──────── Entries supplied

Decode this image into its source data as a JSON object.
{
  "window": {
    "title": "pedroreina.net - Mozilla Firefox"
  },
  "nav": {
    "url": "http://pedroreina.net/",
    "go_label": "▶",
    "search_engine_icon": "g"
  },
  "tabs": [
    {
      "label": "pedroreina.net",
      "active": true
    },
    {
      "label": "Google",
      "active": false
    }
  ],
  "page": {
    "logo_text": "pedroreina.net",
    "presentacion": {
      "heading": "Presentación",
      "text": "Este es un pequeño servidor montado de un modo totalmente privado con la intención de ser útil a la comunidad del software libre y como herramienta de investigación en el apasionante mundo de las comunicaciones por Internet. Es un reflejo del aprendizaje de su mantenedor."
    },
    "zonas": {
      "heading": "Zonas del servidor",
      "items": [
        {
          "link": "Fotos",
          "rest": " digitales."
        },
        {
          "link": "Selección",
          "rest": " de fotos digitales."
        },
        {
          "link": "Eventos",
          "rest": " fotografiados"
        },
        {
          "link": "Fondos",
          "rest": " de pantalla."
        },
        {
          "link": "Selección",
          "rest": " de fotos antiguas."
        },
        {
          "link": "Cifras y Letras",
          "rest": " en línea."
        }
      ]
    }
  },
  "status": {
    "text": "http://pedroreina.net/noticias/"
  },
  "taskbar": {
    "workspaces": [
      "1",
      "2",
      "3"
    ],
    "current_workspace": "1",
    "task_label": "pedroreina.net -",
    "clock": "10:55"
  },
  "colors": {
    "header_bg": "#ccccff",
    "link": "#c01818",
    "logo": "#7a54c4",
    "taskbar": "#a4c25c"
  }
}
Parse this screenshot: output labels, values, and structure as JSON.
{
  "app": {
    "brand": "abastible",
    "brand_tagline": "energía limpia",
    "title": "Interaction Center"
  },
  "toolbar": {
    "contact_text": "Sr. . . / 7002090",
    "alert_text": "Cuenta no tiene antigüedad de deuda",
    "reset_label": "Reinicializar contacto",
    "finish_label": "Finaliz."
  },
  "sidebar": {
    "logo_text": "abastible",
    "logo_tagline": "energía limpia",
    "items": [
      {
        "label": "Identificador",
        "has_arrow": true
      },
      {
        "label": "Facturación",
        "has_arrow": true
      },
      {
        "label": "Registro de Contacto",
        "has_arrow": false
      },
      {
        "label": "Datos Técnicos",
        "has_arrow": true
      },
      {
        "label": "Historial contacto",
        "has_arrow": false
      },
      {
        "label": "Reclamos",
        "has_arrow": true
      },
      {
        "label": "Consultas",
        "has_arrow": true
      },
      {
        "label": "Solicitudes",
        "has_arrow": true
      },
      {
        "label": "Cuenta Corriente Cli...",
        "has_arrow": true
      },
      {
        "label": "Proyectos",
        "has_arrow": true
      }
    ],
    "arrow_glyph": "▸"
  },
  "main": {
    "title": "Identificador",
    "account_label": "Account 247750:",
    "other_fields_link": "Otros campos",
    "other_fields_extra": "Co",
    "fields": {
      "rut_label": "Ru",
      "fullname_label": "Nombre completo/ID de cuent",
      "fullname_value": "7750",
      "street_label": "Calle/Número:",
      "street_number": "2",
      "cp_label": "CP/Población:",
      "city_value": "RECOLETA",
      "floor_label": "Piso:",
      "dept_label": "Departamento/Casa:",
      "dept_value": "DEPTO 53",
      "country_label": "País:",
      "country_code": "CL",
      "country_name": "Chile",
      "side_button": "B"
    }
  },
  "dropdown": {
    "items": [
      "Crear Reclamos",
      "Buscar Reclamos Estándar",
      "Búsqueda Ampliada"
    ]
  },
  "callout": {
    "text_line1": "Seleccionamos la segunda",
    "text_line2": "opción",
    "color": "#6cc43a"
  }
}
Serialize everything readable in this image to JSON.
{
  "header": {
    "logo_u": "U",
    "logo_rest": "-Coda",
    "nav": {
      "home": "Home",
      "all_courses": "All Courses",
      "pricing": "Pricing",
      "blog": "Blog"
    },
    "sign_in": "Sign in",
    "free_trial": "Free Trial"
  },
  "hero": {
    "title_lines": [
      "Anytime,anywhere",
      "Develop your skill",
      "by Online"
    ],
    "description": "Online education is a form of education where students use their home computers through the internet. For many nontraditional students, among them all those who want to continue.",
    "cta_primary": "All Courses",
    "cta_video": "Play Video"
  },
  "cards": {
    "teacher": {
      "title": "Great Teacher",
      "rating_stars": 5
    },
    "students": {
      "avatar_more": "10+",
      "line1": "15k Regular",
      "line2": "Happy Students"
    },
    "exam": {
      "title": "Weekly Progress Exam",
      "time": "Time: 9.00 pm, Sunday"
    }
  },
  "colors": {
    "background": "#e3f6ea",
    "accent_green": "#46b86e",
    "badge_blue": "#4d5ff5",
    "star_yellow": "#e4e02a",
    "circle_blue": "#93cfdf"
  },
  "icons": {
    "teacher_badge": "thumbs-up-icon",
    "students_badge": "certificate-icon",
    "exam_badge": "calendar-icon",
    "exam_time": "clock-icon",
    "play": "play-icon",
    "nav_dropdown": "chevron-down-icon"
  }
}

────────────────

§ What the task requires
Retype all of the entries precisely as they are.

§ Reply
Decode this image into its source data as a JSON object.
{
  "window": {
    "title": "pedroreina.net - Mozilla Firefox"
  },
  "nav": {
    "url": "http://pedroreina.net/",
    "go_label": "▶",
    "search_engine_icon": "g"
  },
  "tabs": [
    {
      "label": "pedroreina.net",
      "active": true
    },
    {
      "label": "Google",
      "active": false
    }
  ],
  "page": {
    "logo_text": "pedroreina.net",
    "presentacion": {
      "heading": "Presentación",
      "text": "Este es un pequeño servidor montado de un modo totalmente privado con la intención de ser útil a la comunidad del software libre y como herramienta de investigación en el apasionante mundo de las comunicaciones por Internet. Es un reflejo del aprendizaje de su mantenedor."
    },
    "zonas": {
      "heading": "Zonas del servidor",
      "items": [
        {
          "link": "Fotos",
          "rest": " digitales."
        },
        {
          "link": "Selección",
          "rest": " de fotos digitales."
        },
        {
          "link": "Eventos",
          "rest": " fotografiados"
        },
        {
          "link": "Fondos",
          "rest": " de pantalla."
        },
        {
          "link": "Selección",
          "rest": " de fotos antiguas."
        },
        {
          "link": "Cifras y Letras",
          "rest": " en línea."
        }
      ]
    }
  },
  "status": {
    "text": "http://pedroreina.net/noticias/"
  },
  "taskbar": {
    "workspaces": [
      "1",
      "2",
      "3"
    ],
    "current_workspace": "1",
    "task_label": "pedroreina.net -",
    "clock": "10:55"
  },
  "colors": {
    "header_bg": "#ccccff",
    "link": "#c01818",
    "logo": "#7a54c4",
    "taskbar": "#a4c25c"
  }
}
Parse this screenshot: output labels, values, and structure as JSON.
{
  "app": {
    "brand": "abastible",
    "brand_tagline": "energía limpia",
    "title": "Interaction Center"
  },
  "toolbar": {
    "contact_text": "Sr. . . / 7002090",
    "alert_text": "Cuenta no tiene antigüedad de deuda",
    "reset_label": "Reinicializar contacto",
    "finish_label": "Finaliz."
  },
  "sidebar": {
    "logo_text": "abastible",
    "logo_tagline": "energía limpia",
    "items": [
      {
        "label": "Identificador",
        "has_arrow": true
      },
      {
        "label": "Facturación",
        "has_arrow": true
      },
      {
        "label": "Registro de Contacto",
        "has_arrow": false
      },
      {
        "label": "Datos Técnicos",
        "has_arrow": true
      },
      {
        "label": "Historial contacto",
        "has_arrow": false
      },
      {
        "label": "Reclamos",
        "has_arrow": true
      },
      {
        "label": "Consultas",
        "has_arrow": true
      },
      {
        "label": "Solicitudes",
        "has_arrow": true
      },
      {
        "label": "Cuenta Corriente Cli...",
        "has_arrow": true
      },
      {
        "label": "Proyectos",
        "has_arrow": true
      }
    ],
    "arrow_glyph": "▸"
  },
  "main": {
    "title": "Identificador",
    "account_label": "Account 247750:",
    "other_fields_link": "Otros campos",
    "other_fields_extra": "Co",
    "fields": {
      "rut_label": "Ru",
      "fullname_label": "Nombre completo/ID de cuent",
      "fullname_value": "7750",
      "street_label": "Calle/Número:",
      "street_number": "2",
      "cp_label": "CP/Población:",
      "city_value": "RECOLETA",
      "floor_label": "Piso:",
      "dept_label": "Departamento/Casa:",
      "dept_value": "DEPTO 53",
      "country_label": "País:",
      "country_code": "CL",
      "country_name": "Chile",
      "side_button": "B"
    }
  },
  "dropdown": {
    "items": [
      "Crear Reclamos",
      "Buscar Reclamos Estándar",
      "Búsqueda Ampliada"
    ]
  },
  "callout": {
    "text_line1": "Seleccionamos la segunda",
    "text_line2": "opción",
    "color": "#6cc43a"
  }
}
Serialize everything readable in this image to JSON.
{
  "header": {
    "logo_u": "U",
    "logo_rest": "-Coda",
    "nav": {
      "home": "Home",
      "all_courses": "All Courses",
      "pricing": "Pricing",
      "blog": "Blog"
    },
    "sign_in": "Sign in",
    "free_trial": "Free Trial"
  },
  "hero": {
    "title_lines": [
      "Anytime,anywhere",
      "Develop your skill",
      "by Online"
    ],
    "description": "Online education is a form of education where students use their home computers through the internet. For many nontraditional students, among them all those who want to continue.",
    "cta_primary": "All Courses",
    "cta_video": "Play Video"
  },
  "cards": {
    "teacher": {
      "title": "Great Teacher",
      "rating_stars": 5
    },
    "students": {
      "avatar_more": "10+",
      "line1": "15k Regular",
      "line2": "Happy Students"
    },
    "exam": {
      "title": "Weekly Progress Exam",
      "time": "Time: 9.00 pm, Sunday"
    }
  },
  "colors": {
    "background": "#e3f6ea",
    "accent_green": "#46b86e",
    "badge_blue": "#4d5ff5",
    "star_yellow": "#e4e02a",
    "circle_blue": "#93cfdf"
  },
  "icons": {
    "teacher_badge": "thumbs-up-icon",
    "students_badge": "certificate-icon",
    "exam_badge": "calendar-icon",
    "exam_time": "clock-icon",
    "play": "play-icon",
    "nav_dropdown": "chevron-down-icon"
  }
}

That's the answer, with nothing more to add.